Set problem =>
Every record should be repeated exactly, except that pictures are left out.

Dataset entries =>
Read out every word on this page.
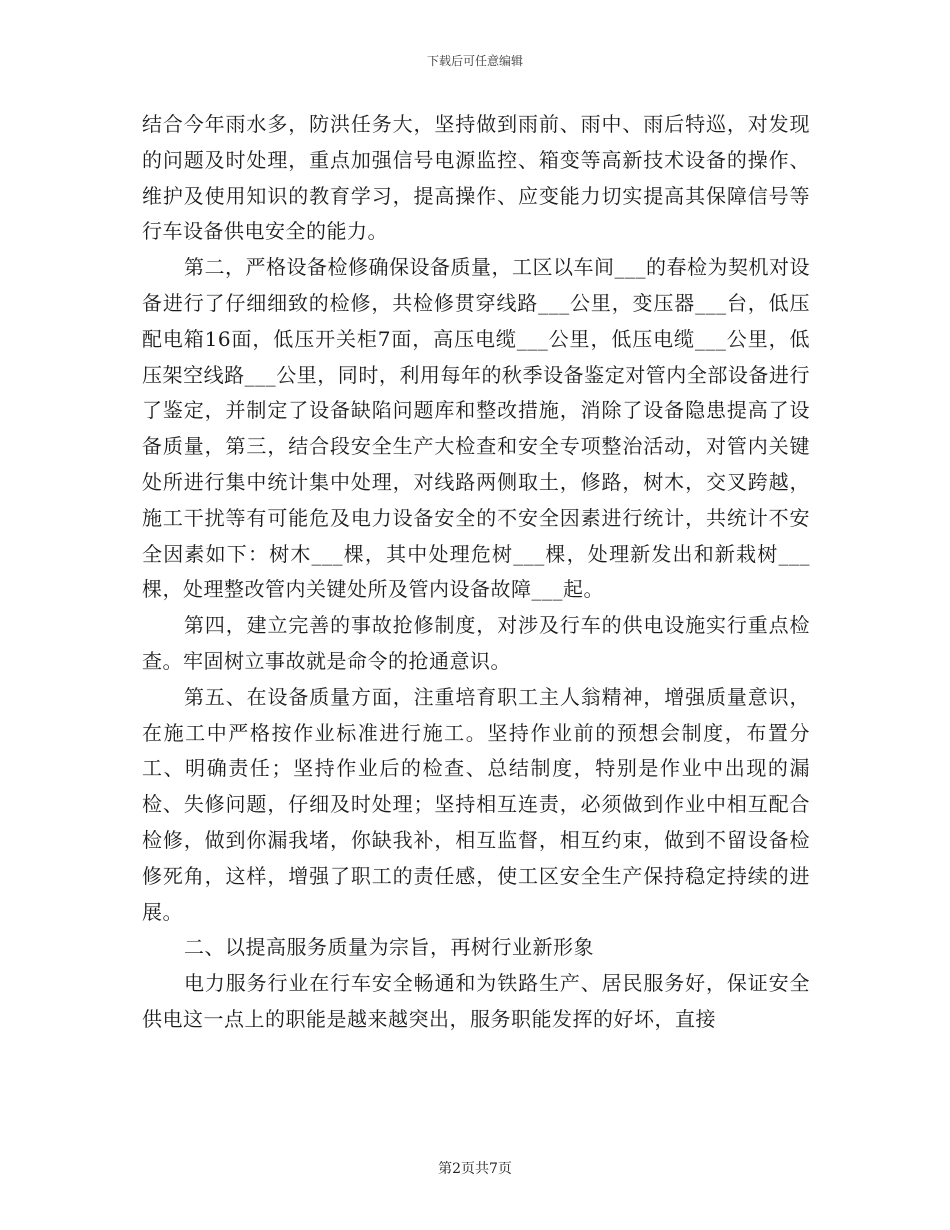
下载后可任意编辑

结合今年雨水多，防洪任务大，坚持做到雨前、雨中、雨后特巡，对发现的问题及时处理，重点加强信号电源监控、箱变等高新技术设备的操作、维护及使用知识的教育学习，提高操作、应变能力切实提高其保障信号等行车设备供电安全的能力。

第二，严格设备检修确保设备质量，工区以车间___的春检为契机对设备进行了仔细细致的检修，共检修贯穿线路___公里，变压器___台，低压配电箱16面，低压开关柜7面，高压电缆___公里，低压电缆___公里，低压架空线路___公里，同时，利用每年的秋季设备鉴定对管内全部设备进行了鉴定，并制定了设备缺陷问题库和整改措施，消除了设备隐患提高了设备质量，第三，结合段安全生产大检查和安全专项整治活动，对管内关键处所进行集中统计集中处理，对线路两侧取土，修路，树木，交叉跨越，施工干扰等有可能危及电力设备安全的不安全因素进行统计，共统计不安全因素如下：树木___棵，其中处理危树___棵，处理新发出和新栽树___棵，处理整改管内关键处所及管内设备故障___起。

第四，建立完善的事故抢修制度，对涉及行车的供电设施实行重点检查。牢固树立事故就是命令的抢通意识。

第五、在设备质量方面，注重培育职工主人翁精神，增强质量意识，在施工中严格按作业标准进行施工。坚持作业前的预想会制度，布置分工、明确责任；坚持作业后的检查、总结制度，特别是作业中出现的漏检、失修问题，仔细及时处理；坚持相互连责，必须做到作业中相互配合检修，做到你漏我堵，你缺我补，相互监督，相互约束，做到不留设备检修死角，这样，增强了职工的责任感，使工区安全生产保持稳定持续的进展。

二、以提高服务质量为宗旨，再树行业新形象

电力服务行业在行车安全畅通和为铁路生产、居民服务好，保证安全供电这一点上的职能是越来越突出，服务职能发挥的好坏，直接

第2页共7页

Full output =>
Read out every word on this page.
下载后可任意编辑

结合今年雨水多，防洪任务大，坚持做到雨前、雨中、雨后特巡，对发现的问题及时处理，重点加强信号电源监控、箱变等高新技术设备的操作、维护及使用知识的教育学习，提高操作、应变能力切实提高其保障信号等行车设备供电安全的能力。

第二，严格设备检修确保设备质量，工区以车间___的春检为契机对设备进行了仔细细致的检修，共检修贯穿线路___公里，变压器___台，低压配电箱16面，低压开关柜7面，高压电缆___公里，低压电缆___公里，低压架空线路___公里，同时，利用每年的秋季设备鉴定对管内全部设备进行了鉴定，并制定了设备缺陷问题库和整改措施，消除了设备隐患提高了设备质量，第三，结合段安全生产大检查和安全专项整治活动，对管内关键处所进行集中统计集中处理，对线路两侧取土，修路，树木，交叉跨越，施工干扰等有可能危及电力设备安全的不安全因素进行统计，共统计不安全因素如下：树木___棵，其中处理危树___棵，处理新发出和新栽树___棵，处理整改管内关键处所及管内设备故障___起。

第四，建立完善的事故抢修制度，对涉及行车的供电设施实行重点检查。牢固树立事故就是命令的抢通意识。

第五、在设备质量方面，注重培育职工主人翁精神，增强质量意识，在施工中严格按作业标准进行施工。坚持作业前的预想会制度，布置分工、明确责任；坚持作业后的检查、总结制度，特别是作业中出现的漏检、失修问题，仔细及时处理；坚持相互连责，必须做到作业中相互配合检修，做到你漏我堵，你缺我补，相互监督，相互约束，做到不留设备检修死角，这样，增强了职工的责任感，使工区安全生产保持稳定持续的进展。

二、以提高服务质量为宗旨，再树行业新形象

电力服务行业在行车安全畅通和为铁路生产、居民服务好，保证安全供电这一点上的职能是越来越突出，服务职能发挥的好坏，直接

第2页共7页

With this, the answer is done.